##### Recorded data #####

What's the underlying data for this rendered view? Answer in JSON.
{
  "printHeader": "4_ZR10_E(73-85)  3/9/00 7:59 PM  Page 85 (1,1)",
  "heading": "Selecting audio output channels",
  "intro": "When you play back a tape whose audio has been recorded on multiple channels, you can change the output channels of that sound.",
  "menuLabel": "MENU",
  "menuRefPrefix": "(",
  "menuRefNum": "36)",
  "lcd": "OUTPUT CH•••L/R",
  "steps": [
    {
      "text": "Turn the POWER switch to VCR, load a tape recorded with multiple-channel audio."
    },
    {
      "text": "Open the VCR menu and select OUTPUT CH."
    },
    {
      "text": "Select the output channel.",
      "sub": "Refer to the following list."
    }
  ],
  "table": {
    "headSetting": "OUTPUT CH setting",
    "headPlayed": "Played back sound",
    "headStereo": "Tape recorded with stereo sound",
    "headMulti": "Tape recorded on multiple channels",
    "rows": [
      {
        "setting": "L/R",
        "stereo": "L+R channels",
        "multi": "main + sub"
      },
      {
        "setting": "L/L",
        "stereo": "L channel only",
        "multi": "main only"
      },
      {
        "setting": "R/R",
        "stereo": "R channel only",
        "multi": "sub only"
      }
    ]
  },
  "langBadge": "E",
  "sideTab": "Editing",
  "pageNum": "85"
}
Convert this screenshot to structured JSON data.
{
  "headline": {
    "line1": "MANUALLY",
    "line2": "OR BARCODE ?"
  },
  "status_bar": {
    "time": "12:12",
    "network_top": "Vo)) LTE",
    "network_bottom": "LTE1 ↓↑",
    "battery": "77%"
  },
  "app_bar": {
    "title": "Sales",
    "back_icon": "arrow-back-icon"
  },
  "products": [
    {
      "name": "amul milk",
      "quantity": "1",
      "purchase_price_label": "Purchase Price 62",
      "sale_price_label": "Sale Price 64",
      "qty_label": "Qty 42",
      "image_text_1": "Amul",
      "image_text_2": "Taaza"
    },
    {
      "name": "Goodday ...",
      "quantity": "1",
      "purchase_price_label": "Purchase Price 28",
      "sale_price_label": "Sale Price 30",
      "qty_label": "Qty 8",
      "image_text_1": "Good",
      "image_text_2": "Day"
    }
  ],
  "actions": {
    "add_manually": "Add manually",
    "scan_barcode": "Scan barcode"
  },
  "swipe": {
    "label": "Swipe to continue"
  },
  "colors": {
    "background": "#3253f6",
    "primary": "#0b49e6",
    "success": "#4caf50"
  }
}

#####

What is needed -> Pull out the lines above in which the word "stereo" appears.

Result ->
    "headStereo": "Tape recorded with stereo sound",
        "stereo": "L+R channels",
        "stereo": "L channel only",
        "stereo": "R channel only",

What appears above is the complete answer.